begin THE DATA
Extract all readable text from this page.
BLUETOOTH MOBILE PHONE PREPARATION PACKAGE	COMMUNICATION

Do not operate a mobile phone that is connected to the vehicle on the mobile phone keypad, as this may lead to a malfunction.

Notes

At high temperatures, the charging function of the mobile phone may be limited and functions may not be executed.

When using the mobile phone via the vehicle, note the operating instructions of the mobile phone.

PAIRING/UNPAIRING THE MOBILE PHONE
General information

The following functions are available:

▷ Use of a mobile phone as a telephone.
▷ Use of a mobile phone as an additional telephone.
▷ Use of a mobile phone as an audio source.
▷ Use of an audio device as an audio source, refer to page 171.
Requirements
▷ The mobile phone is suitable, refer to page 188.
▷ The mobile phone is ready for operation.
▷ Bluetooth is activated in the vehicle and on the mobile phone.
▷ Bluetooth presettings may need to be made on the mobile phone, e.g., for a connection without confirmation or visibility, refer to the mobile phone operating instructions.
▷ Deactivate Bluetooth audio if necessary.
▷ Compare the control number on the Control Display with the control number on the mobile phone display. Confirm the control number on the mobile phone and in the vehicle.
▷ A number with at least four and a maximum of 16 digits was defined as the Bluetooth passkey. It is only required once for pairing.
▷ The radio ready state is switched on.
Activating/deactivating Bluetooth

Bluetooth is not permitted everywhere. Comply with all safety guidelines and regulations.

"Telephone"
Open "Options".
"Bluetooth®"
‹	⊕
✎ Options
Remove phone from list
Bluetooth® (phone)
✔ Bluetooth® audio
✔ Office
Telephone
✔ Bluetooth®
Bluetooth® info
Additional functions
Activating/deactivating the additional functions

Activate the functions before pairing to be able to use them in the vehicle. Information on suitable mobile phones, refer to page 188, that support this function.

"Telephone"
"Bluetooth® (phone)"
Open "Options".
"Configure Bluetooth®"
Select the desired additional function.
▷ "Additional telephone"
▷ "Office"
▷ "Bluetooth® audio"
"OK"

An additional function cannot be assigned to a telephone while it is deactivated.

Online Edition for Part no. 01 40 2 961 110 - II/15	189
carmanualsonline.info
end THE DATA
_WHAT NEEDS TO BE DONE:_ Scan the listing above and copy all lines containing the word "that".

_WRITTEN RESPONSE:_
Do not operate a mobile phone that is connected to the vehicle on the mobile phone keypad, as this may lead to a malfunction.
Activate the functions before pairing to be able to use them in the vehicle. Information on suitable mobile phones, refer to page 188, that support this function.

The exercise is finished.